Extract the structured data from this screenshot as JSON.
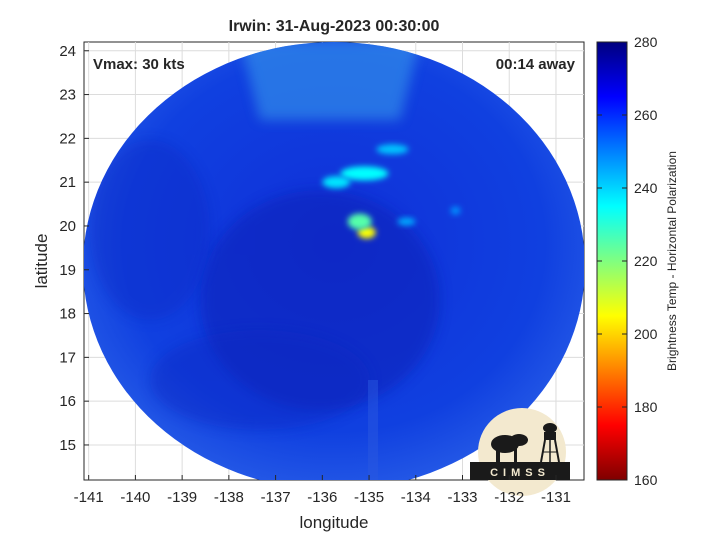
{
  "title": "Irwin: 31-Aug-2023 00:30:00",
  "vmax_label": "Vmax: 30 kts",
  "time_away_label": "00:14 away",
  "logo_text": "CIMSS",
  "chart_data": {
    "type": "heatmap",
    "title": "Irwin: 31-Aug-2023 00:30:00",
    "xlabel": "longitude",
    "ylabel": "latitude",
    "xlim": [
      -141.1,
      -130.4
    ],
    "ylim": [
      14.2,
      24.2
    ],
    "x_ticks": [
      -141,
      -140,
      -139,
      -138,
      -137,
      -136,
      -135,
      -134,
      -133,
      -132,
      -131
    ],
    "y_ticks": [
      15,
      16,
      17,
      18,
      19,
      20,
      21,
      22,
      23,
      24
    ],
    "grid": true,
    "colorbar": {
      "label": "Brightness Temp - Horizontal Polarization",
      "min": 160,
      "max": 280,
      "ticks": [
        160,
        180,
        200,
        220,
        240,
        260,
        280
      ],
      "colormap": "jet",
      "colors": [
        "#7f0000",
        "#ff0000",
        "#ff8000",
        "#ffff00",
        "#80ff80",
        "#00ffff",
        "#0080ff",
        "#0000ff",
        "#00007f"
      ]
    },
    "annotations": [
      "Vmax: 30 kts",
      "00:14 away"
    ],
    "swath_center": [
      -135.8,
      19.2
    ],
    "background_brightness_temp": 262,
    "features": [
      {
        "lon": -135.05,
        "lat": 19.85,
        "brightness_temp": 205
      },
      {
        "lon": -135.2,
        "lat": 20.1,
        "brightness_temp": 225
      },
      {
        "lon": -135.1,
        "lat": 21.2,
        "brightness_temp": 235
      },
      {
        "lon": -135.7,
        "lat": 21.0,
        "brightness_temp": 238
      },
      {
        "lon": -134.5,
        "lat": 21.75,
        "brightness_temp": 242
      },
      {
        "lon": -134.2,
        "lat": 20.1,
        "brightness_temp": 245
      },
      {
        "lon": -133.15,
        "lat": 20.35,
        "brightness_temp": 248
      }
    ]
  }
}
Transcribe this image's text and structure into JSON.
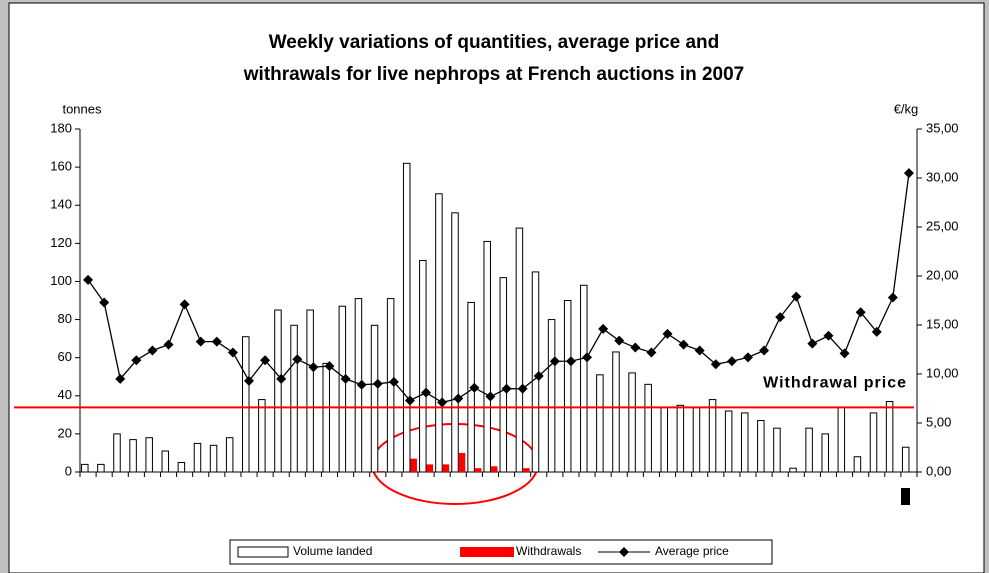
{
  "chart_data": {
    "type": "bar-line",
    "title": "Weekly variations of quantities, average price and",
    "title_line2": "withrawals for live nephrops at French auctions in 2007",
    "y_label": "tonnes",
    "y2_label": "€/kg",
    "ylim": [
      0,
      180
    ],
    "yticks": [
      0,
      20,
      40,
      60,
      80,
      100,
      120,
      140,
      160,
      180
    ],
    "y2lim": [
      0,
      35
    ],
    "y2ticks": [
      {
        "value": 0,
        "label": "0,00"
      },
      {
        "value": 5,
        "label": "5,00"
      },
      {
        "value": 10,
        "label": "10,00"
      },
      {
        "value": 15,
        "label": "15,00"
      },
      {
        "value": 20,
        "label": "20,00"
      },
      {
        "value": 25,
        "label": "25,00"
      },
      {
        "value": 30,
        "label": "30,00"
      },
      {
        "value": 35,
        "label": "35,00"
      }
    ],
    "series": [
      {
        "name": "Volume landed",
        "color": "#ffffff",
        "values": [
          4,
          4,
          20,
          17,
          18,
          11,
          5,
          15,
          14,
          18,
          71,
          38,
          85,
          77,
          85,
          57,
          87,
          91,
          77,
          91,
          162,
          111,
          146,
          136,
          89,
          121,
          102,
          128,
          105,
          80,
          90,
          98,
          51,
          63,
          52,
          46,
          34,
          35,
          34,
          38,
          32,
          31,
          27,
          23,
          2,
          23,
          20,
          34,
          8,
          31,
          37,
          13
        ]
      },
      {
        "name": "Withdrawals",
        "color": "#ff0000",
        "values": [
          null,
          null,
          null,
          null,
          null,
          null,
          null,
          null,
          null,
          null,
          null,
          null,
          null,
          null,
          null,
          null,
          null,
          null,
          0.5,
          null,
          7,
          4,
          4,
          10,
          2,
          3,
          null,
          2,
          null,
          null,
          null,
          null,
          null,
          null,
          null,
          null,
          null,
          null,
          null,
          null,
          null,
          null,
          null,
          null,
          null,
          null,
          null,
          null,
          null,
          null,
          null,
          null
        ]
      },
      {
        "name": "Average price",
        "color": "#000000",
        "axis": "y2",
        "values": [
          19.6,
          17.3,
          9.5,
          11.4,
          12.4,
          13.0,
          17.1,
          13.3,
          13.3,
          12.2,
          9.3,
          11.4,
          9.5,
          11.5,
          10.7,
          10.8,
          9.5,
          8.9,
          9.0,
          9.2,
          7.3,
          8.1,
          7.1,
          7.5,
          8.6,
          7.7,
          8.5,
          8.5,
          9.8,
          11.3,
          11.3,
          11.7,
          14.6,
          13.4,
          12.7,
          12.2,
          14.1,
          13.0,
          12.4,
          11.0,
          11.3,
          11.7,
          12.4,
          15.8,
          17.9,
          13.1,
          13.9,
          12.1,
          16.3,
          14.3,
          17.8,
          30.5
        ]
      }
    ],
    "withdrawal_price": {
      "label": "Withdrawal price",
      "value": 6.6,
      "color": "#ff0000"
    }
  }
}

************

WORK TO COMPLETE: Transcribe every line in the entries above, taking out only the images.

PROBLEM SOLUTION:
Extract the structured data from this screenshot as JSON.
{
  "title": "Irwin: 31-Aug-2023 00:30:00",
  "vmax_label": "Vmax: 30 kts",
  "time_away_label": "00:14 away",
  "logo_text": "CIMSS",
  "chart_data": {
    "type": "heatmap",
    "title": "Irwin: 31-Aug-2023 00:30:00",
    "xlabel": "longitude",
    "ylabel": "latitude",
    "xlim": [
      -141.1,
      -130.4
    ],
    "ylim": [
      14.2,
      24.2
    ],
    "x_ticks": [
      -141,
      -140,
      -139,
      -138,
      -137,
      -136,
      -135,
      -134,
      -133,
      -132,
      -131
    ],
    "y_ticks": [
      15,
      16,
      17,
      18,
      19,
      20,
      21,
      22,
      23,
      24
    ],
    "grid": true,
    "colorbar": {
      "label": "Brightness Temp - Horizontal Polarization",
      "min": 160,
      "max": 280,
      "ticks": [
        160,
        180,
        200,
        220,
        240,
        260,
        280
      ],
      "colormap": "jet",
      "colors": [
        "#7f0000",
        "#ff0000",
        "#ff8000",
        "#ffff00",
        "#80ff80",
        "#00ffff",
        "#0080ff",
        "#0000ff",
        "#00007f"
      ]
    },
    "annotations": [
      "Vmax: 30 kts",
      "00:14 away"
    ],
    "swath_center": [
      -135.8,
      19.2
    ],
    "background_brightness_temp": 262,
    "features": [
      {
        "lon": -135.05,
        "lat": 19.85,
        "brightness_temp": 205
      },
      {
        "lon": -135.2,
        "lat": 20.1,
        "brightness_temp": 225
      },
      {
        "lon": -135.1,
        "lat": 21.2,
        "brightness_temp": 235
      },
      {
        "lon": -135.7,
        "lat": 21.0,
        "brightness_temp": 238
      },
      {
        "lon": -134.5,
        "lat": 21.75,
        "brightness_temp": 242
      },
      {
        "lon": -134.2,
        "lat": 20.1,
        "brightness_temp": 245
      },
      {
        "lon": -133.15,
        "lat": 20.35,
        "brightness_temp": 248
      }
    ]
  }
}
Transcribe this image's text and structure into JSON.
{
  "chart_data": {
    "type": "bar-line",
    "title": "Weekly variations of quantities, average price and",
    "title_line2": "withrawals for live nephrops at French auctions in 2007",
    "y_label": "tonnes",
    "y2_label": "€/kg",
    "ylim": [
      0,
      180
    ],
    "yticks": [
      0,
      20,
      40,
      60,
      80,
      100,
      120,
      140,
      160,
      180
    ],
    "y2lim": [
      0,
      35
    ],
    "y2ticks": [
      {
        "value": 0,
        "label": "0,00"
      },
      {
        "value": 5,
        "label": "5,00"
      },
      {
        "value": 10,
        "label": "10,00"
      },
      {
        "value": 15,
        "label": "15,00"
      },
      {
        "value": 20,
        "label": "20,00"
      },
      {
        "value": 25,
        "label": "25,00"
      },
      {
        "value": 30,
        "label": "30,00"
      },
      {
        "value": 35,
        "label": "35,00"
      }
    ],
    "series": [
      {
        "name": "Volume landed",
        "color": "#ffffff",
        "values": [
          4,
          4,
          20,
          17,
          18,
          11,
          5,
          15,
          14,
          18,
          71,
          38,
          85,
          77,
          85,
          57,
          87,
          91,
          77,
          91,
          162,
          111,
          146,
          136,
          89,
          121,
          102,
          128,
          105,
          80,
          90,
          98,
          51,
          63,
          52,
          46,
          34,
          35,
          34,
          38,
          32,
          31,
          27,
          23,
          2,
          23,
          20,
          34,
          8,
          31,
          37,
          13
        ]
      },
      {
        "name": "Withdrawals",
        "color": "#ff0000",
        "values": [
          null,
          null,
          null,
          null,
          null,
          null,
          null,
          null,
          null,
          null,
          null,
          null,
          null,
          null,
          null,
          null,
          null,
          null,
          0.5,
          null,
          7,
          4,
          4,
          10,
          2,
          3,
          null,
          2,
          null,
          null,
          null,
          null,
          null,
          null,
          null,
          null,
          null,
          null,
          null,
          null,
          null,
          null,
          null,
          null,
          null,
          null,
          null,
          null,
          null,
          null,
          null,
          null
        ]
      },
      {
        "name": "Average price",
        "color": "#000000",
        "axis": "y2",
        "values": [
          19.6,
          17.3,
          9.5,
          11.4,
          12.4,
          13.0,
          17.1,
          13.3,
          13.3,
          12.2,
          9.3,
          11.4,
          9.5,
          11.5,
          10.7,
          10.8,
          9.5,
          8.9,
          9.0,
          9.2,
          7.3,
          8.1,
          7.1,
          7.5,
          8.6,
          7.7,
          8.5,
          8.5,
          9.8,
          11.3,
          11.3,
          11.7,
          14.6,
          13.4,
          12.7,
          12.2,
          14.1,
          13.0,
          12.4,
          11.0,
          11.3,
          11.7,
          12.4,
          15.8,
          17.9,
          13.1,
          13.9,
          12.1,
          16.3,
          14.3,
          17.8,
          30.5
        ]
      }
    ],
    "withdrawal_price": {
      "label": "Withdrawal price",
      "value": 6.6,
      "color": "#ff0000"
    }
  }
}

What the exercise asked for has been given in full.